### What the exercise asks
For the listing below, give the number of lines in which "vendéglátás" occurs. Add nothing.

### Exercise data
————————

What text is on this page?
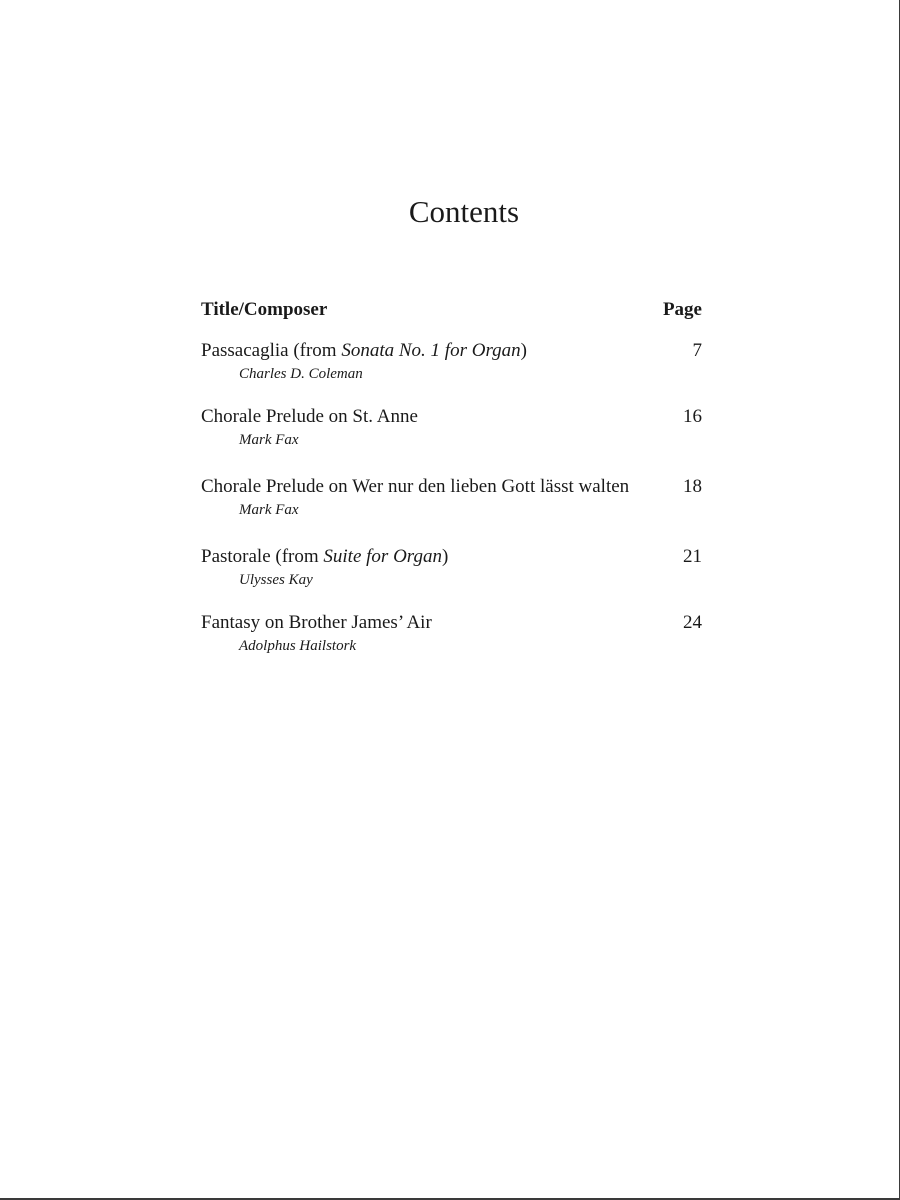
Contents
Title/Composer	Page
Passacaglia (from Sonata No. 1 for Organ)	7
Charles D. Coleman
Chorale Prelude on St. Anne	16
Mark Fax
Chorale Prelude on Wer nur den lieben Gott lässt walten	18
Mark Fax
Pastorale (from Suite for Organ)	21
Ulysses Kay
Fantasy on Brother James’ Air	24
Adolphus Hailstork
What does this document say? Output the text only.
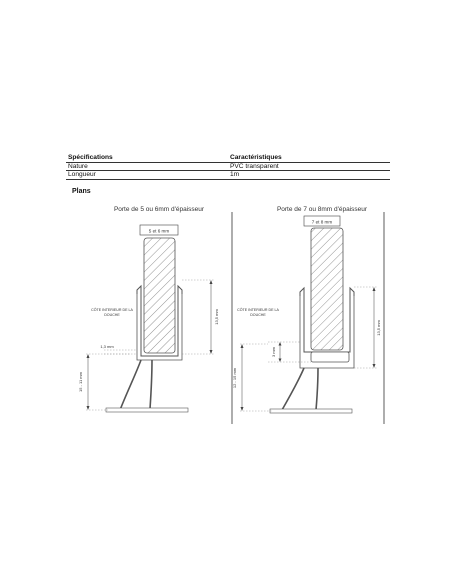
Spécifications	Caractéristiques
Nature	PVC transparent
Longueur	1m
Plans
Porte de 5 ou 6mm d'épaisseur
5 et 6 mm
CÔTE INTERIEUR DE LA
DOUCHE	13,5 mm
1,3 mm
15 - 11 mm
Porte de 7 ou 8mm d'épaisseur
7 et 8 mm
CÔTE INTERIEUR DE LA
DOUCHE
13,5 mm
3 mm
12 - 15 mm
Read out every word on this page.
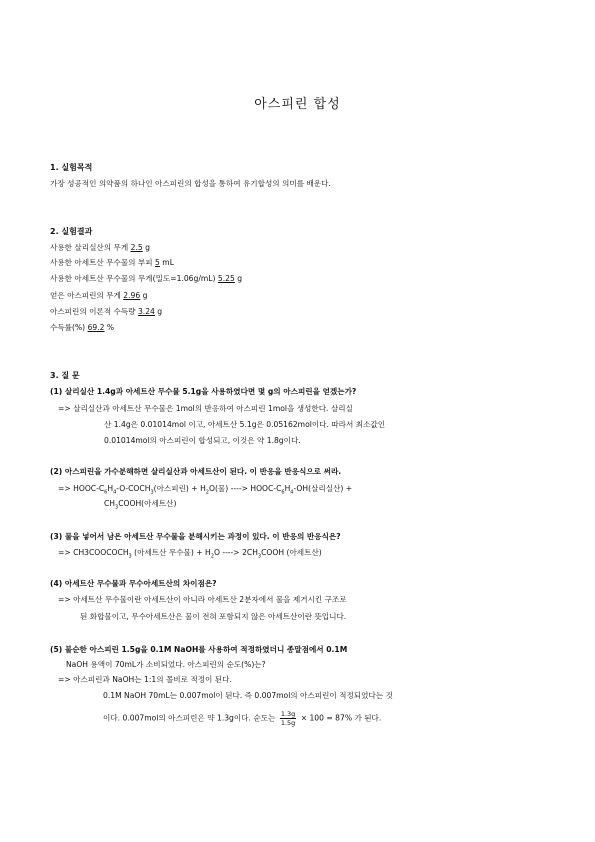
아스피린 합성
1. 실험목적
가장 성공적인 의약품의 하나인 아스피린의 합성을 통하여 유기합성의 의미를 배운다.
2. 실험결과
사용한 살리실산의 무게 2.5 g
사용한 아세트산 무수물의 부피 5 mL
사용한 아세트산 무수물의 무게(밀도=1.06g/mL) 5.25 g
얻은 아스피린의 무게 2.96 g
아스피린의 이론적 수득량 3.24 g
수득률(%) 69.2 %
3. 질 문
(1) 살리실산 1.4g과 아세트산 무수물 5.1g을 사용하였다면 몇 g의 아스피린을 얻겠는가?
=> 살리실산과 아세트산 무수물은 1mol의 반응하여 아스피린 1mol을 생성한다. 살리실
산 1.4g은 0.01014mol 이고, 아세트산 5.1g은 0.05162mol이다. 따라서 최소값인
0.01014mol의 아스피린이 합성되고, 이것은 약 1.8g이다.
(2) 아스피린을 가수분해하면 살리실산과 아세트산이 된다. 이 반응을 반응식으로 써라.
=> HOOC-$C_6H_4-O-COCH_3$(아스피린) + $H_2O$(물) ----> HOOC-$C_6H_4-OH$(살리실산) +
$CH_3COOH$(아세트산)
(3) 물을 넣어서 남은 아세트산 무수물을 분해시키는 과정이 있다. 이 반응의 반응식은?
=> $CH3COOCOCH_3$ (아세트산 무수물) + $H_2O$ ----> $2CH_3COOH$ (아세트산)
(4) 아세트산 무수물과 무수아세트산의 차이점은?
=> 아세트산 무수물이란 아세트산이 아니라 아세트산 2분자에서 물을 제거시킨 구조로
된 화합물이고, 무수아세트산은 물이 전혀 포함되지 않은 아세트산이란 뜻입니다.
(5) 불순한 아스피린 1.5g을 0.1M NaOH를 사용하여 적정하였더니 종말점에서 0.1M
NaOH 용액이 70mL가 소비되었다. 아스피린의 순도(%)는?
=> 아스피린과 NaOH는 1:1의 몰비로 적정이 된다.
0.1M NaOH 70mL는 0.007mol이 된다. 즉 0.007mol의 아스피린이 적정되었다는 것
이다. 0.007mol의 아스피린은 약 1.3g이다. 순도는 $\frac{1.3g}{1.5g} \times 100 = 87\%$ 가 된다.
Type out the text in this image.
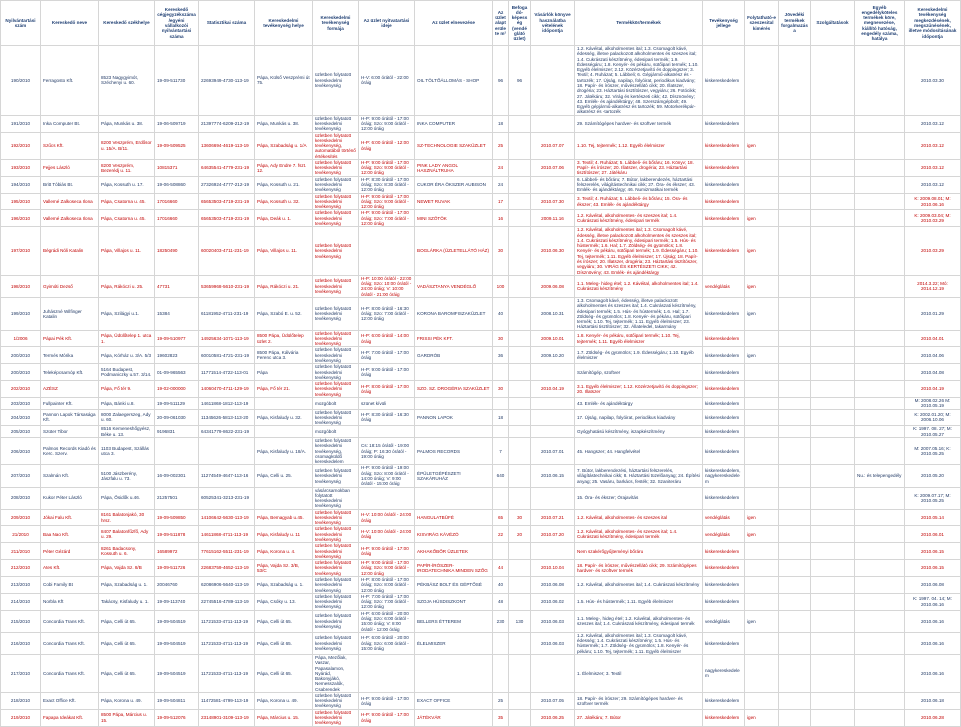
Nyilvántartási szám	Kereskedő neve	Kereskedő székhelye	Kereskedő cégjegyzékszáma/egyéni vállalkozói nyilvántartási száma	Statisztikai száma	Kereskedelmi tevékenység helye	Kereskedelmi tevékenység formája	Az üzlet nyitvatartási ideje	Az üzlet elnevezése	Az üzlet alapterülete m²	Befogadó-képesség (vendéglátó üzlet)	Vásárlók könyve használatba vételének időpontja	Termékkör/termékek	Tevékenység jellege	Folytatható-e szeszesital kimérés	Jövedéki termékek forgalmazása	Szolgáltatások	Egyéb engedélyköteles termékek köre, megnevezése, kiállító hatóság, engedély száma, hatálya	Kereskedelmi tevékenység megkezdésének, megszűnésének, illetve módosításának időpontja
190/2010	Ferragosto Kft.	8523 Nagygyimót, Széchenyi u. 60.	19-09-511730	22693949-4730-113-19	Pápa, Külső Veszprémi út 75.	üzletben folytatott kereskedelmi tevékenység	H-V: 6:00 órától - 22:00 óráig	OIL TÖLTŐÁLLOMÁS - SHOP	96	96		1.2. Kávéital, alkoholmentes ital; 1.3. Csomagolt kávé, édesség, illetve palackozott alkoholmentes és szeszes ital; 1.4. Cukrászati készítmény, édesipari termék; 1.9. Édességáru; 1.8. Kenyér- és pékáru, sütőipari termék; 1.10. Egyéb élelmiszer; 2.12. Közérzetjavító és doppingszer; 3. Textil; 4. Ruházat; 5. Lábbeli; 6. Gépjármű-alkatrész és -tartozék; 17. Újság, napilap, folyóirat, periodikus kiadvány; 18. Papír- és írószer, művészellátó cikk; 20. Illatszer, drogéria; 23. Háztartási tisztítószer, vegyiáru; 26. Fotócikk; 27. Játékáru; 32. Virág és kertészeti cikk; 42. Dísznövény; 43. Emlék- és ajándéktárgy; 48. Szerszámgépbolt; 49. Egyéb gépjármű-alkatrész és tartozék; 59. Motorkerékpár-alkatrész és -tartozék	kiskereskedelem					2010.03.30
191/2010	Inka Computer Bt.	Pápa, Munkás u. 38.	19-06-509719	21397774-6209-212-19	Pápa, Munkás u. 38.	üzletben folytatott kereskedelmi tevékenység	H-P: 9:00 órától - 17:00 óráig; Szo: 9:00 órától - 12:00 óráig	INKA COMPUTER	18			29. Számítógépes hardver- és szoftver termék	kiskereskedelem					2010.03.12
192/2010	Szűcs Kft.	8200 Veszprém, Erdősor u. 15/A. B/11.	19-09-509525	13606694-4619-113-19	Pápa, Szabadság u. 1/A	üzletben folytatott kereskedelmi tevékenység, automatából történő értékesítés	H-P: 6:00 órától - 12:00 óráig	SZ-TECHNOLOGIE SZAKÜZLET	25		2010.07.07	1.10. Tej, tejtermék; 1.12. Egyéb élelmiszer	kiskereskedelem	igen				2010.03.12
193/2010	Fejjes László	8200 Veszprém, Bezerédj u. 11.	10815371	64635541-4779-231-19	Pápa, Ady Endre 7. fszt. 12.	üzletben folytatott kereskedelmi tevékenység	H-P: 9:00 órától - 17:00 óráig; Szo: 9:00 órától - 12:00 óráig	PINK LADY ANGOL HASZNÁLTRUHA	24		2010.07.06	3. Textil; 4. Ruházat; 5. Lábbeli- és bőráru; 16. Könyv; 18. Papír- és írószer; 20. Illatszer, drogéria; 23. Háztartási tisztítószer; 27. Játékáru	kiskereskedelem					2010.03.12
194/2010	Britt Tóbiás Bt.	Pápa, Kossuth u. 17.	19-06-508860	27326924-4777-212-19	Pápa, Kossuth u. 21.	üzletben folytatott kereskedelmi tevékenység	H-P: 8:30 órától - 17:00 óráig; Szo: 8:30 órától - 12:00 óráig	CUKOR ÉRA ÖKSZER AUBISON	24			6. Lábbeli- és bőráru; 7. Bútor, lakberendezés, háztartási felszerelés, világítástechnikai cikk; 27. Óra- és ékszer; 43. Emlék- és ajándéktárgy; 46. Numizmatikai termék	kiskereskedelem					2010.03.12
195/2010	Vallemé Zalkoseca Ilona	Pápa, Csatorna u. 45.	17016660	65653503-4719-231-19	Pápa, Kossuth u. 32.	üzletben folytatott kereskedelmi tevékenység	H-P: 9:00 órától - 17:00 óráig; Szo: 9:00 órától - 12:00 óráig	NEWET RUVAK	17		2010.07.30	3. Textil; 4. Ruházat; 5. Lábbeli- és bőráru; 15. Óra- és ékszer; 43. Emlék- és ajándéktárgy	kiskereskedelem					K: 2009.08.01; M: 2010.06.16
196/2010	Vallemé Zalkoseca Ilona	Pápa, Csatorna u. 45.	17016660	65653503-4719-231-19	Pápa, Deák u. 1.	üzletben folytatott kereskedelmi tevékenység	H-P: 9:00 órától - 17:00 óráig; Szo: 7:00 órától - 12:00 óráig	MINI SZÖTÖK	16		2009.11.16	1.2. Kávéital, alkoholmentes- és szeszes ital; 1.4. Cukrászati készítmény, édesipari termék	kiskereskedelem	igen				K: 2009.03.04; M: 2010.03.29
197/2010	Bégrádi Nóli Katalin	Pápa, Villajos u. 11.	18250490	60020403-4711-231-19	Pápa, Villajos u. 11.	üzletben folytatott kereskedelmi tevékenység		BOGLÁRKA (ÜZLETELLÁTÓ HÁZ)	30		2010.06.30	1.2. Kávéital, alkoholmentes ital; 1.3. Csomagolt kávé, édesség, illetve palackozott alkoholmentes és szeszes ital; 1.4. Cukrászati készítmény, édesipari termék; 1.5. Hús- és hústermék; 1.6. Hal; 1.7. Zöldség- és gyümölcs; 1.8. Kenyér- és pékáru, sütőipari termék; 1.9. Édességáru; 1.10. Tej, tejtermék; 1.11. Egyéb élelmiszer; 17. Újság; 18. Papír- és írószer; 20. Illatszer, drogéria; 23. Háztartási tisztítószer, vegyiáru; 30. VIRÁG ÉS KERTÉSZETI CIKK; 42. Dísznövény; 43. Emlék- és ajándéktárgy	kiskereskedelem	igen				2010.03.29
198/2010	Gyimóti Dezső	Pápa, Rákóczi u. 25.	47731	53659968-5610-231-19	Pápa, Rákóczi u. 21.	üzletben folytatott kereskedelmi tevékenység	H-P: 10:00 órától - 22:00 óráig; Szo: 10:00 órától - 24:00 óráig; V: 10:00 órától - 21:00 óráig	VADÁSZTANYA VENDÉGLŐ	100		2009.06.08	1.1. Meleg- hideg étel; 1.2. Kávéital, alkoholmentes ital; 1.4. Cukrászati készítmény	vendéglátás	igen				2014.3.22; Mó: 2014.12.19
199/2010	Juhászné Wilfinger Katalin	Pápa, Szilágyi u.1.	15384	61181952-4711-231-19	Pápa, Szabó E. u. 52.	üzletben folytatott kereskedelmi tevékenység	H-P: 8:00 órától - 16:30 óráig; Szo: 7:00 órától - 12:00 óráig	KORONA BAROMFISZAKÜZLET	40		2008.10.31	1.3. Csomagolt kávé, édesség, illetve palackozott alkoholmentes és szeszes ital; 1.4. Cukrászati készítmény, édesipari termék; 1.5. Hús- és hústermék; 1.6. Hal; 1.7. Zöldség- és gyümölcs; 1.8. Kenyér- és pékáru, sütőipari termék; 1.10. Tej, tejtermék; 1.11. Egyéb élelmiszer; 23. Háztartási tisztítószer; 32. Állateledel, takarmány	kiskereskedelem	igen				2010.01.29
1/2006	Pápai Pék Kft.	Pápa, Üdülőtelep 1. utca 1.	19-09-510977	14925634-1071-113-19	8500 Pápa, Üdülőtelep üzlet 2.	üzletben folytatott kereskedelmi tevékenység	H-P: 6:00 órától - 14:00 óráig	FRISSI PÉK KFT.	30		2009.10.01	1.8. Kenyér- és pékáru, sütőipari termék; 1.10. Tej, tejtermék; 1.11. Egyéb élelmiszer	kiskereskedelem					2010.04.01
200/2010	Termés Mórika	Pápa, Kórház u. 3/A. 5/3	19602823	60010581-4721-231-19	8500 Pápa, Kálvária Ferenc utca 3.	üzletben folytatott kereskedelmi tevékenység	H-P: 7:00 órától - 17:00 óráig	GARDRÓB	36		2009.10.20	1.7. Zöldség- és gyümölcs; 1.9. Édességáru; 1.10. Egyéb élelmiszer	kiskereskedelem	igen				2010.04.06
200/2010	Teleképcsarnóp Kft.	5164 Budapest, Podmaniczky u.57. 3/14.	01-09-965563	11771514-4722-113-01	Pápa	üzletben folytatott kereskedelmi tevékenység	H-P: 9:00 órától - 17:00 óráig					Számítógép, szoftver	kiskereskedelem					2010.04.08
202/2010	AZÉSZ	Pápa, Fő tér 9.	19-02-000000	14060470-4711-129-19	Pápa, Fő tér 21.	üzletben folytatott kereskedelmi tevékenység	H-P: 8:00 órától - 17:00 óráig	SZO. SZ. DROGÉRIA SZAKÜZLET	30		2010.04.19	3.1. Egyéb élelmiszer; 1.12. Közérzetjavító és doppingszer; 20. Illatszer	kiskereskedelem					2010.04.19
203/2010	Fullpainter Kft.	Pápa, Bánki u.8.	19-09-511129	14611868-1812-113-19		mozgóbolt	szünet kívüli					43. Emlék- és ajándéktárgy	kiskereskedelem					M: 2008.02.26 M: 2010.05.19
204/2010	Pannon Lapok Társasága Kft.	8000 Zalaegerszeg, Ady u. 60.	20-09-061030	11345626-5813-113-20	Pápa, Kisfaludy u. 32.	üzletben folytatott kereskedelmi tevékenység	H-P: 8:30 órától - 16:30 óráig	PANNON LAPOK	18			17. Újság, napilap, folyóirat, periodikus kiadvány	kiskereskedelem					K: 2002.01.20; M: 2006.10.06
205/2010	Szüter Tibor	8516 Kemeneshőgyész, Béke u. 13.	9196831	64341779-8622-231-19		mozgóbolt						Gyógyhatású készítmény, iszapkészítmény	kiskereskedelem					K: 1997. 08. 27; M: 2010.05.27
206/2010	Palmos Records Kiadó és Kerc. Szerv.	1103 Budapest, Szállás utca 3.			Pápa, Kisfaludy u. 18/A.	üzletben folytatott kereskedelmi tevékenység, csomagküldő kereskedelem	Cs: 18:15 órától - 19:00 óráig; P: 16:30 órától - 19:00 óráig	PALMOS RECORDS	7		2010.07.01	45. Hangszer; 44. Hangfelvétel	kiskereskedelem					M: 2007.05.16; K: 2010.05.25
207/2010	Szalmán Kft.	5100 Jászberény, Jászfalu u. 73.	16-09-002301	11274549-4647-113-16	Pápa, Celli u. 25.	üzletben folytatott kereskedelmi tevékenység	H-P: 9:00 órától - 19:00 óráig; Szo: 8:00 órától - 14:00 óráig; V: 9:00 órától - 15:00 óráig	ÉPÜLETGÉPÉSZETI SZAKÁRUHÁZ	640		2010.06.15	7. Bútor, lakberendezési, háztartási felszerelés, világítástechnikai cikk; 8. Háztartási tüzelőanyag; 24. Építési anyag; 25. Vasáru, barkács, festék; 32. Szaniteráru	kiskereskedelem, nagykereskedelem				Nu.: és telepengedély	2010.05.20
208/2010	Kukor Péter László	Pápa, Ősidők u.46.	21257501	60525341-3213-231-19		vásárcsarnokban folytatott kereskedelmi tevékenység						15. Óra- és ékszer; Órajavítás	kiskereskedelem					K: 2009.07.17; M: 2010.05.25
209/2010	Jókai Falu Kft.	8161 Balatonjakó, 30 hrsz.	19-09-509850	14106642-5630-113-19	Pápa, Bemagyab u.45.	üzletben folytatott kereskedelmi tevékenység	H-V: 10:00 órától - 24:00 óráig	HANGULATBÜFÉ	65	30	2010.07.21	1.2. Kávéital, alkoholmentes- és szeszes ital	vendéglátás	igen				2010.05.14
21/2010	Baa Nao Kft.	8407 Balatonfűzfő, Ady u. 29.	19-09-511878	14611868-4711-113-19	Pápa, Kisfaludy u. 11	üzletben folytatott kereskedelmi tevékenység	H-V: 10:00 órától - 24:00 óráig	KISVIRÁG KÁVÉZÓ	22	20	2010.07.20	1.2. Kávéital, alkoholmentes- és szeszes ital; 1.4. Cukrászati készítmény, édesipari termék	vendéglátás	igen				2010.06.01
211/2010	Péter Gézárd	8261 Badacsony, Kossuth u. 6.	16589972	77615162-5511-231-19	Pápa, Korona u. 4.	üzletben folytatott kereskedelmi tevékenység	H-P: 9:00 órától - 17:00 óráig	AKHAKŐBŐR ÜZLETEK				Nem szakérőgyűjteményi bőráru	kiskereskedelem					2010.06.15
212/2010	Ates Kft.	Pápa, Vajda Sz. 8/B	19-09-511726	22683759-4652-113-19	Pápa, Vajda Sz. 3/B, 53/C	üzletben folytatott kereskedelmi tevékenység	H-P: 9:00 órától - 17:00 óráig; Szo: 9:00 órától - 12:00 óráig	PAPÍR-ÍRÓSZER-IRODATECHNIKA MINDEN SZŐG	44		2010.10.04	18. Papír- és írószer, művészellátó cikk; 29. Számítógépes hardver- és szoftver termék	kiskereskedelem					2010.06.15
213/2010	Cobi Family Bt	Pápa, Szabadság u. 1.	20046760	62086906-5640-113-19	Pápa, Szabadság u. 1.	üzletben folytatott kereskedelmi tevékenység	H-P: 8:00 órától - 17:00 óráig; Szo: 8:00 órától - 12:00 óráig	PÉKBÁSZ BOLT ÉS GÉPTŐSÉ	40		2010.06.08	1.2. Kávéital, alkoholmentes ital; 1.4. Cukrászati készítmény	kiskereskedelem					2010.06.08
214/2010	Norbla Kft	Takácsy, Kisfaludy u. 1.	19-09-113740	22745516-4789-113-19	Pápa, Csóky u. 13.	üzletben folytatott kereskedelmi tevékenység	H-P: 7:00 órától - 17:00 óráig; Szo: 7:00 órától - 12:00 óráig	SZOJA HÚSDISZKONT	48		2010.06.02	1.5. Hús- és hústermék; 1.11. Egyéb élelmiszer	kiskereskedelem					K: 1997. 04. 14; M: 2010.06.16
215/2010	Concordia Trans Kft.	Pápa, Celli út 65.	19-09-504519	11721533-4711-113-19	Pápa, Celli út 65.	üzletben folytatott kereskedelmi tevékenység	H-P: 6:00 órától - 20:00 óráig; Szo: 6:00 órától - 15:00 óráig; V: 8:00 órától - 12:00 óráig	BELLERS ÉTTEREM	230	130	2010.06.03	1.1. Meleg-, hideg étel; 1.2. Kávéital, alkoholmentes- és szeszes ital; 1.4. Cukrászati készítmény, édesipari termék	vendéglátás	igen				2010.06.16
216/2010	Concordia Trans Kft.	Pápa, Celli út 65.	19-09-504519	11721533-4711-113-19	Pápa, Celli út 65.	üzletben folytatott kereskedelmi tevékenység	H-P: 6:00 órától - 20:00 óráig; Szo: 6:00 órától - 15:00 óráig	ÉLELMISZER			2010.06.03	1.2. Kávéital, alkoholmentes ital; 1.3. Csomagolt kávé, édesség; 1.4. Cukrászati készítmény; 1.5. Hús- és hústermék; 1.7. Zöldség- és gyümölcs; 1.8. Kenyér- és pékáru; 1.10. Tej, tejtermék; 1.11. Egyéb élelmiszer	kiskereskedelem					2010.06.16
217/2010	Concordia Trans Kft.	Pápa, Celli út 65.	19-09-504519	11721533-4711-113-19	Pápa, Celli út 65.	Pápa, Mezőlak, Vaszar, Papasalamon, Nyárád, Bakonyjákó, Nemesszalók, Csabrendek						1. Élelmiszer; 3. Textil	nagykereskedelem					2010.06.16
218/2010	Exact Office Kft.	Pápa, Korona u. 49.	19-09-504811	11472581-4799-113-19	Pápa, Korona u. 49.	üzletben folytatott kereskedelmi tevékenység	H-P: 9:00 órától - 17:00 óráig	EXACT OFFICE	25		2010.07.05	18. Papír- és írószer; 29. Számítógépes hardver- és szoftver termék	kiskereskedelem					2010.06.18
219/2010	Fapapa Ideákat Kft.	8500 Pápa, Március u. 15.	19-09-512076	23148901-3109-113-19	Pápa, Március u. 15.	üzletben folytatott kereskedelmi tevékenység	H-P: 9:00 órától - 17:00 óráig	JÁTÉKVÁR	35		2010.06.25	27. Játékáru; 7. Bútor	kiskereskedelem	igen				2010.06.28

————————

### Result for this task
4